** Exercise **
Repeat every entry word for word, skipping the pictures.

━━━━━ Records for this task ━━━━━

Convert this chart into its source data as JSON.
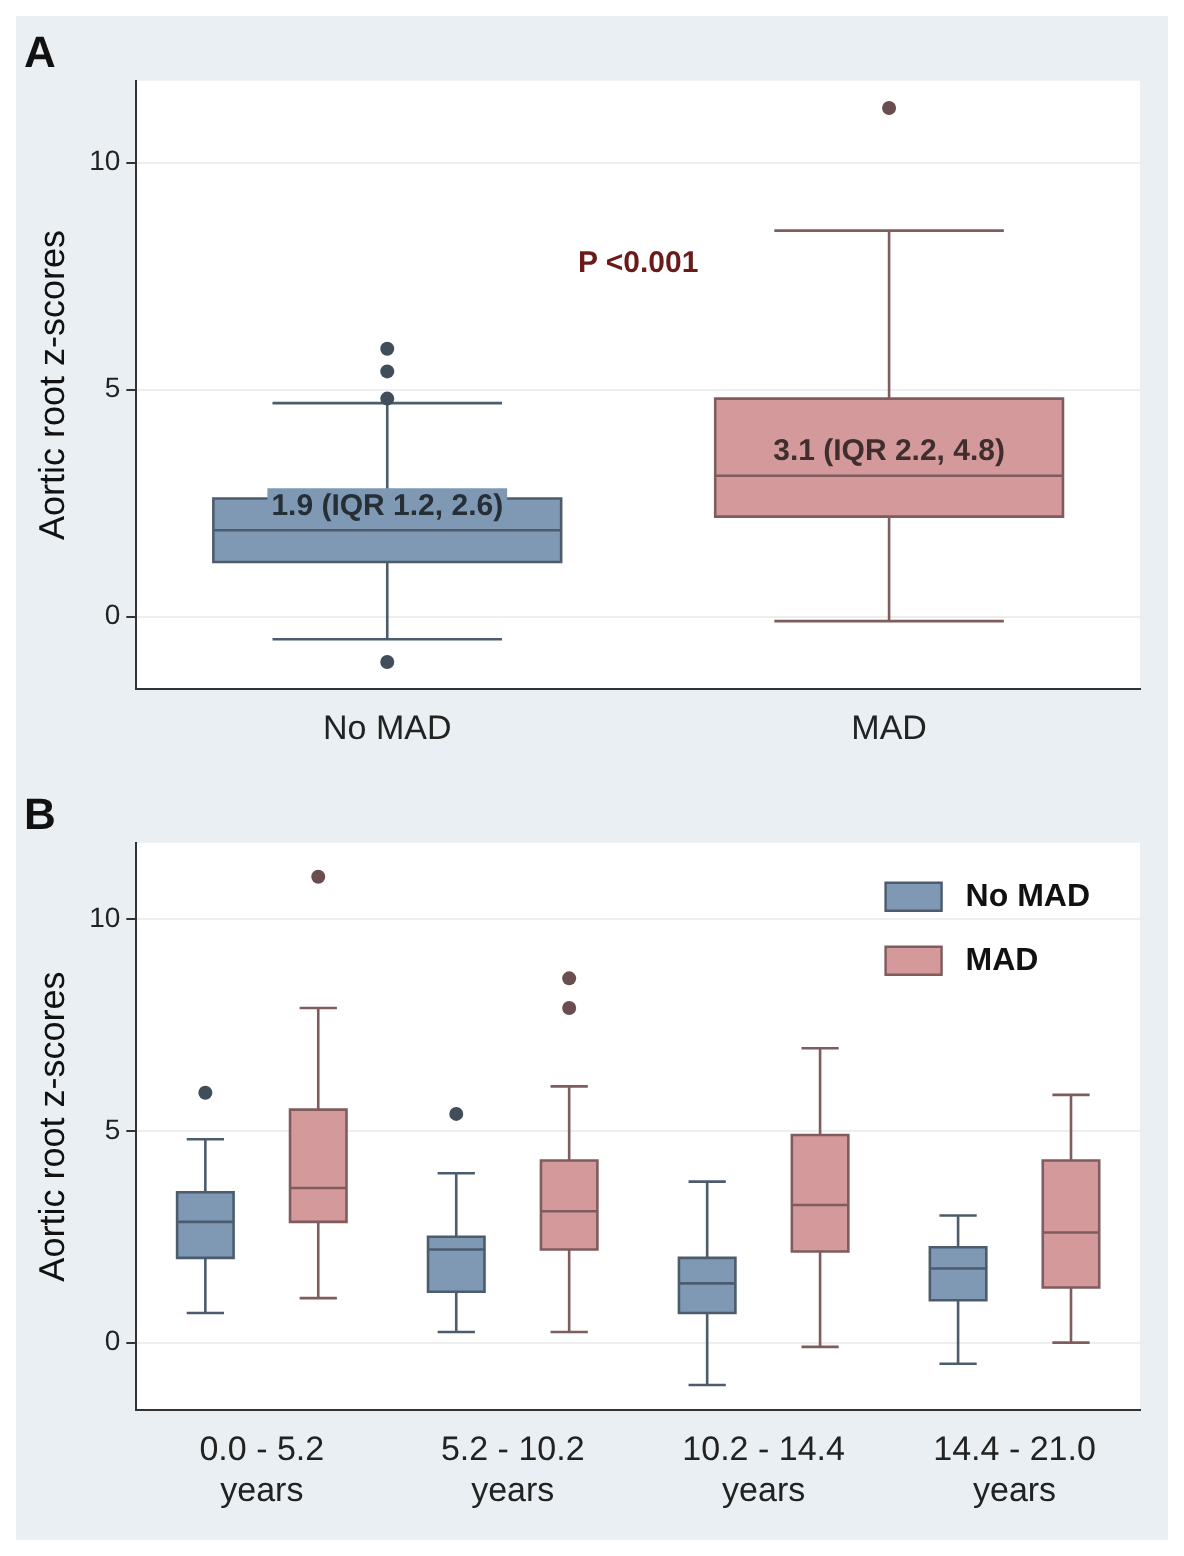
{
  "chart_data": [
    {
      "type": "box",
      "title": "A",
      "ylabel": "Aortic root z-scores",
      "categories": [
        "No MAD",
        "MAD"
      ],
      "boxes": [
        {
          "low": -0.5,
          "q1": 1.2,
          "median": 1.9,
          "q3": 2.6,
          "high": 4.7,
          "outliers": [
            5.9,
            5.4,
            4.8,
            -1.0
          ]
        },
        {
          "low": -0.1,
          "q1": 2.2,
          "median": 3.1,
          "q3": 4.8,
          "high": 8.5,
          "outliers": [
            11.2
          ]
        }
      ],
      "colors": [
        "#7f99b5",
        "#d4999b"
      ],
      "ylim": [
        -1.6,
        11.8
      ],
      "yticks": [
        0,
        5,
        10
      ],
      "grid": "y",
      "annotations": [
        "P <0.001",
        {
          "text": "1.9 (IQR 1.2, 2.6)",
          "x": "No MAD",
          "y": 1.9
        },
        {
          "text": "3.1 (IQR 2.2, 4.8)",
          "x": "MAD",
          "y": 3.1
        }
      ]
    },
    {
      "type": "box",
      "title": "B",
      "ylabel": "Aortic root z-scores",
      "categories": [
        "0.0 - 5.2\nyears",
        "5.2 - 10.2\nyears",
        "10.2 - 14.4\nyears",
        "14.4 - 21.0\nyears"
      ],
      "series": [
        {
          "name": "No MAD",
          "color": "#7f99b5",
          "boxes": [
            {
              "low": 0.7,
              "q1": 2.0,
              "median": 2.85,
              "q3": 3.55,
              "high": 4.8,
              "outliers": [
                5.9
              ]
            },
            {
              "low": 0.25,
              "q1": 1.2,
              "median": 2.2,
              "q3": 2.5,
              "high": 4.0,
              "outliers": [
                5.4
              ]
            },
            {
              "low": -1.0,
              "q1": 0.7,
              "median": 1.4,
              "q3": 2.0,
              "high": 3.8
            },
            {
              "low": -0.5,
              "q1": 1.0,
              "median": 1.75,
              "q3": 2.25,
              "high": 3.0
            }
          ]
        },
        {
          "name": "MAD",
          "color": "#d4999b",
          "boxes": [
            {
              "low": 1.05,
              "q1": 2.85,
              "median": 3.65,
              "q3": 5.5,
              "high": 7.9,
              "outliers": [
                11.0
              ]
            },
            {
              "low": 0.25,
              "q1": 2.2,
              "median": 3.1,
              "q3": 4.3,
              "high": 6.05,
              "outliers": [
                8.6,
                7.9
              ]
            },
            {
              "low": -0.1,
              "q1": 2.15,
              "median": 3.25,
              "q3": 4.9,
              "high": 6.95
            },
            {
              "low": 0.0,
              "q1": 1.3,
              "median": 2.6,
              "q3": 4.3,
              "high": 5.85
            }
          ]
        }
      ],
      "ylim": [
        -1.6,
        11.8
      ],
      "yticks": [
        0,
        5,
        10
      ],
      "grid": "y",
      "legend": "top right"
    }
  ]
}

━━━━━

** Task result **
Convert this chart into its source data as JSON.
{
  "chart_data": [
    {
      "type": "box",
      "title": "A",
      "ylabel": "Aortic root z-scores",
      "categories": [
        "No MAD",
        "MAD"
      ],
      "boxes": [
        {
          "low": -0.5,
          "q1": 1.2,
          "median": 1.9,
          "q3": 2.6,
          "high": 4.7,
          "outliers": [
            5.9,
            5.4,
            4.8,
            -1.0
          ]
        },
        {
          "low": -0.1,
          "q1": 2.2,
          "median": 3.1,
          "q3": 4.8,
          "high": 8.5,
          "outliers": [
            11.2
          ]
        }
      ],
      "colors": [
        "#7f99b5",
        "#d4999b"
      ],
      "ylim": [
        -1.6,
        11.8
      ],
      "yticks": [
        0,
        5,
        10
      ],
      "grid": "y",
      "annotations": [
        "P <0.001",
        {
          "text": "1.9 (IQR 1.2, 2.6)",
          "x": "No MAD",
          "y": 1.9
        },
        {
          "text": "3.1 (IQR 2.2, 4.8)",
          "x": "MAD",
          "y": 3.1
        }
      ]
    },
    {
      "type": "box",
      "title": "B",
      "ylabel": "Aortic root z-scores",
      "categories": [
        "0.0 - 5.2\nyears",
        "5.2 - 10.2\nyears",
        "10.2 - 14.4\nyears",
        "14.4 - 21.0\nyears"
      ],
      "series": [
        {
          "name": "No MAD",
          "color": "#7f99b5",
          "boxes": [
            {
              "low": 0.7,
              "q1": 2.0,
              "median": 2.85,
              "q3": 3.55,
              "high": 4.8,
              "outliers": [
                5.9
              ]
            },
            {
              "low": 0.25,
              "q1": 1.2,
              "median": 2.2,
              "q3": 2.5,
              "high": 4.0,
              "outliers": [
                5.4
              ]
            },
            {
              "low": -1.0,
              "q1": 0.7,
              "median": 1.4,
              "q3": 2.0,
              "high": 3.8
            },
            {
              "low": -0.5,
              "q1": 1.0,
              "median": 1.75,
              "q3": 2.25,
              "high": 3.0
            }
          ]
        },
        {
          "name": "MAD",
          "color": "#d4999b",
          "boxes": [
            {
              "low": 1.05,
              "q1": 2.85,
              "median": 3.65,
              "q3": 5.5,
              "high": 7.9,
              "outliers": [
                11.0
              ]
            },
            {
              "low": 0.25,
              "q1": 2.2,
              "median": 3.1,
              "q3": 4.3,
              "high": 6.05,
              "outliers": [
                8.6,
                7.9
              ]
            },
            {
              "low": -0.1,
              "q1": 2.15,
              "median": 3.25,
              "q3": 4.9,
              "high": 6.95
            },
            {
              "low": 0.0,
              "q1": 1.3,
              "median": 2.6,
              "q3": 4.3,
              "high": 5.85
            }
          ]
        }
      ],
      "ylim": [
        -1.6,
        11.8
      ],
      "yticks": [
        0,
        5,
        10
      ],
      "grid": "y",
      "legend": "top right"
    }
  ]
}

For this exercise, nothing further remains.